(YOUR TASK):
Quote all of the data that follows exactly as written, skipping the images.

(DATA SECTION):
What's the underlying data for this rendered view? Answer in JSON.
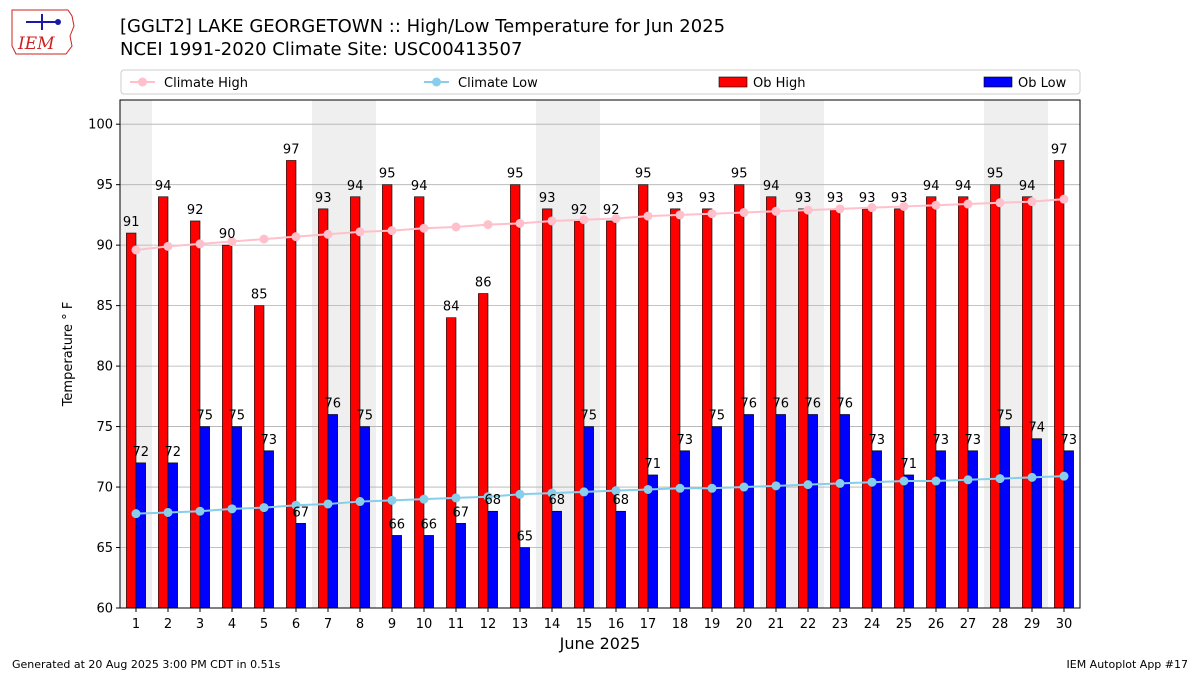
{
  "header": {
    "logo_text": "IEM",
    "title_line1": "[GGLT2] LAKE GEORGETOWN :: High/Low Temperature for Jun 2025",
    "title_line2": "NCEI 1991-2020 Climate Site: USC00413507"
  },
  "footer": {
    "left": "Generated at 20 Aug 2025 3:00 PM CDT in 0.51s",
    "right": "IEM Autoplot App #17"
  },
  "colors": {
    "ob_high": "#ff0000",
    "ob_low": "#0000ff",
    "climate_high": "#ffc0cb",
    "climate_low": "#87ceeb",
    "weekend_band": "#efefef",
    "grid": "#b0b0b0",
    "logo_red": "#cc2222",
    "logo_blue": "#1a1aa8"
  },
  "chart_data": {
    "type": "bar",
    "xlabel": "June 2025",
    "ylabel": "Temperature ° F",
    "ylim": [
      60,
      102
    ],
    "yticks": [
      60,
      65,
      70,
      75,
      80,
      85,
      90,
      95,
      100
    ],
    "grid": true,
    "legend_position": "top",
    "categories": [
      "1",
      "2",
      "3",
      "4",
      "5",
      "6",
      "7",
      "8",
      "9",
      "10",
      "11",
      "12",
      "13",
      "14",
      "15",
      "16",
      "17",
      "18",
      "19",
      "20",
      "21",
      "22",
      "23",
      "24",
      "25",
      "26",
      "27",
      "28",
      "29",
      "30"
    ],
    "shaded_days": [
      1,
      7,
      8,
      14,
      15,
      21,
      22,
      28,
      29
    ],
    "series": [
      {
        "name": "Climate High",
        "kind": "line",
        "values": [
          89.6,
          89.9,
          90.1,
          90.3,
          90.5,
          90.7,
          90.9,
          91.1,
          91.2,
          91.4,
          91.5,
          91.7,
          91.8,
          92.0,
          92.1,
          92.2,
          92.4,
          92.5,
          92.6,
          92.7,
          92.8,
          92.9,
          93.0,
          93.1,
          93.2,
          93.3,
          93.4,
          93.5,
          93.6,
          93.8
        ]
      },
      {
        "name": "Climate Low",
        "kind": "line",
        "values": [
          67.8,
          67.9,
          68.0,
          68.2,
          68.3,
          68.5,
          68.6,
          68.8,
          68.9,
          69.0,
          69.1,
          69.2,
          69.4,
          69.5,
          69.6,
          69.7,
          69.8,
          69.9,
          69.9,
          70.0,
          70.1,
          70.2,
          70.3,
          70.4,
          70.5,
          70.5,
          70.6,
          70.7,
          70.8,
          70.9
        ]
      },
      {
        "name": "Ob High",
        "kind": "bar",
        "values": [
          91,
          94,
          92,
          90,
          85,
          97,
          93,
          94,
          95,
          94,
          84,
          86,
          95,
          93,
          92,
          92,
          95,
          93,
          93,
          95,
          94,
          93,
          93,
          93,
          93,
          94,
          94,
          95,
          94,
          97
        ]
      },
      {
        "name": "Ob Low",
        "kind": "bar",
        "values": [
          72,
          72,
          75,
          75,
          73,
          67,
          76,
          75,
          66,
          66,
          67,
          68,
          65,
          68,
          75,
          68,
          71,
          73,
          75,
          76,
          76,
          76,
          76,
          73,
          71,
          73,
          73,
          75,
          74,
          73
        ]
      }
    ]
  }
}
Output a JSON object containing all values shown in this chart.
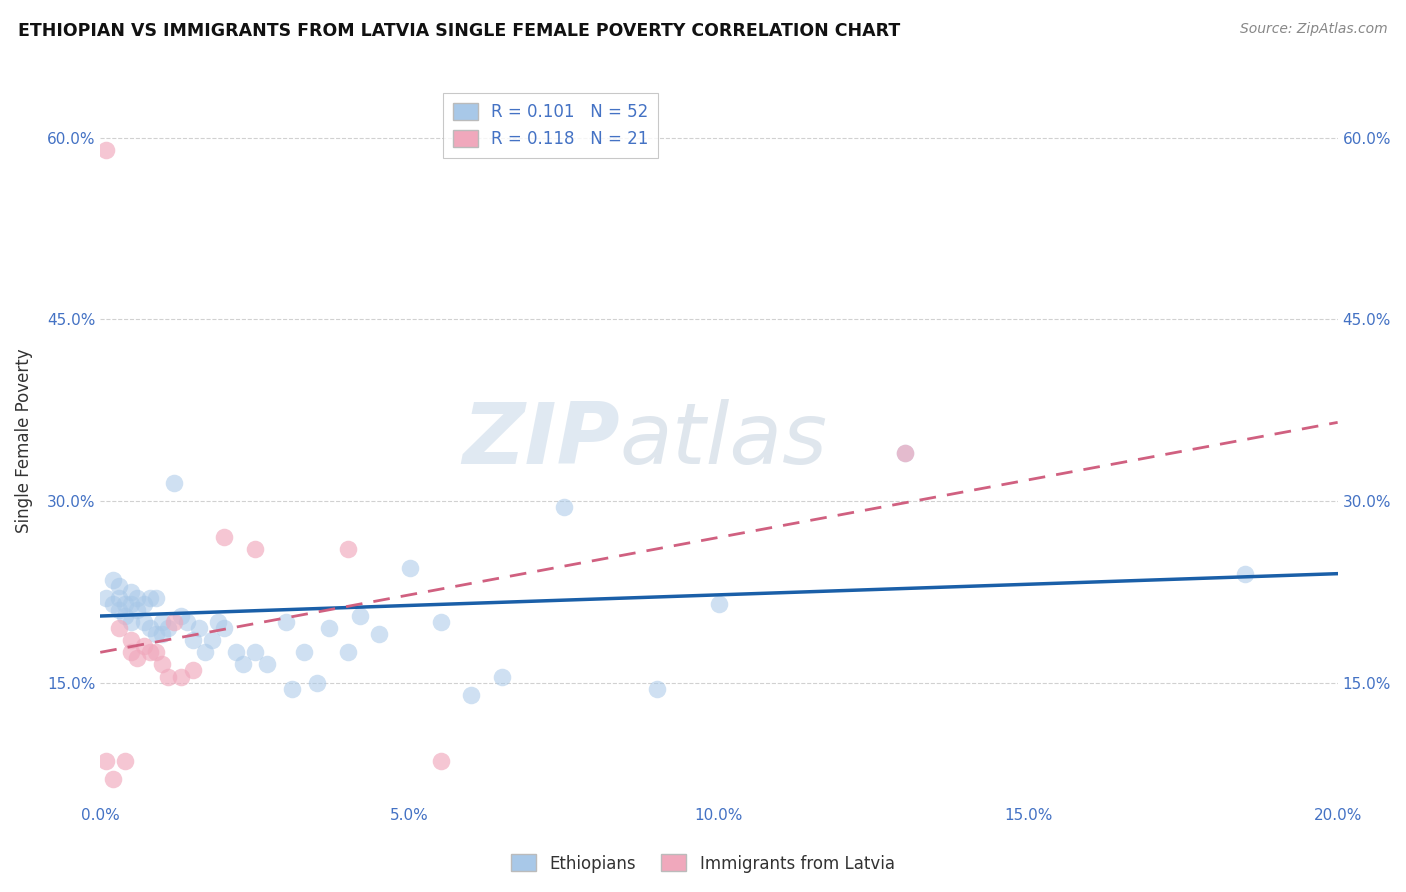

(OUTPUT):
What's the underlying data for this rendered view? Answer in JSON.
{
  "header": {
    "logo_text": "IEM",
    "title_line1": "[GGLT2] LAKE GEORGETOWN :: High/Low Temperature for Jun 2025",
    "title_line2": "NCEI 1991-2020 Climate Site: USC00413507"
  },
  "footer": {
    "left": "Generated at 20 Aug 2025 3:00 PM CDT in 0.51s",
    "right": "IEM Autoplot App #17"
  },
  "colors": {
    "ob_high": "#ff0000",
    "ob_low": "#0000ff",
    "climate_high": "#ffc0cb",
    "climate_low": "#87ceeb",
    "weekend_band": "#efefef",
    "grid": "#b0b0b0",
    "logo_red": "#cc2222",
    "logo_blue": "#1a1aa8"
  },
  "chart_data": {
    "type": "bar",
    "xlabel": "June 2025",
    "ylabel": "Temperature ° F",
    "ylim": [
      60,
      102
    ],
    "yticks": [
      60,
      65,
      70,
      75,
      80,
      85,
      90,
      95,
      100
    ],
    "grid": true,
    "legend_position": "top",
    "categories": [
      "1",
      "2",
      "3",
      "4",
      "5",
      "6",
      "7",
      "8",
      "9",
      "10",
      "11",
      "12",
      "13",
      "14",
      "15",
      "16",
      "17",
      "18",
      "19",
      "20",
      "21",
      "22",
      "23",
      "24",
      "25",
      "26",
      "27",
      "28",
      "29",
      "30"
    ],
    "shaded_days": [
      1,
      7,
      8,
      14,
      15,
      21,
      22,
      28,
      29
    ],
    "series": [
      {
        "name": "Climate High",
        "kind": "line",
        "values": [
          89.6,
          89.9,
          90.1,
          90.3,
          90.5,
          90.7,
          90.9,
          91.1,
          91.2,
          91.4,
          91.5,
          91.7,
          91.8,
          92.0,
          92.1,
          92.2,
          92.4,
          92.5,
          92.6,
          92.7,
          92.8,
          92.9,
          93.0,
          93.1,
          93.2,
          93.3,
          93.4,
          93.5,
          93.6,
          93.8
        ]
      },
      {
        "name": "Climate Low",
        "kind": "line",
        "values": [
          67.8,
          67.9,
          68.0,
          68.2,
          68.3,
          68.5,
          68.6,
          68.8,
          68.9,
          69.0,
          69.1,
          69.2,
          69.4,
          69.5,
          69.6,
          69.7,
          69.8,
          69.9,
          69.9,
          70.0,
          70.1,
          70.2,
          70.3,
          70.4,
          70.5,
          70.5,
          70.6,
          70.7,
          70.8,
          70.9
        ]
      },
      {
        "name": "Ob High",
        "kind": "bar",
        "values": [
          91,
          94,
          92,
          90,
          85,
          97,
          93,
          94,
          95,
          94,
          84,
          86,
          95,
          93,
          92,
          92,
          95,
          93,
          93,
          95,
          94,
          93,
          93,
          93,
          93,
          94,
          94,
          95,
          94,
          97
        ]
      },
      {
        "name": "Ob Low",
        "kind": "bar",
        "values": [
          72,
          72,
          75,
          75,
          73,
          67,
          76,
          75,
          66,
          66,
          67,
          68,
          65,
          68,
          75,
          68,
          71,
          73,
          75,
          76,
          76,
          76,
          76,
          73,
          71,
          73,
          73,
          75,
          74,
          73
        ]
      }
    ]
  }
}
Output a JSON object containing all values shown in this chart.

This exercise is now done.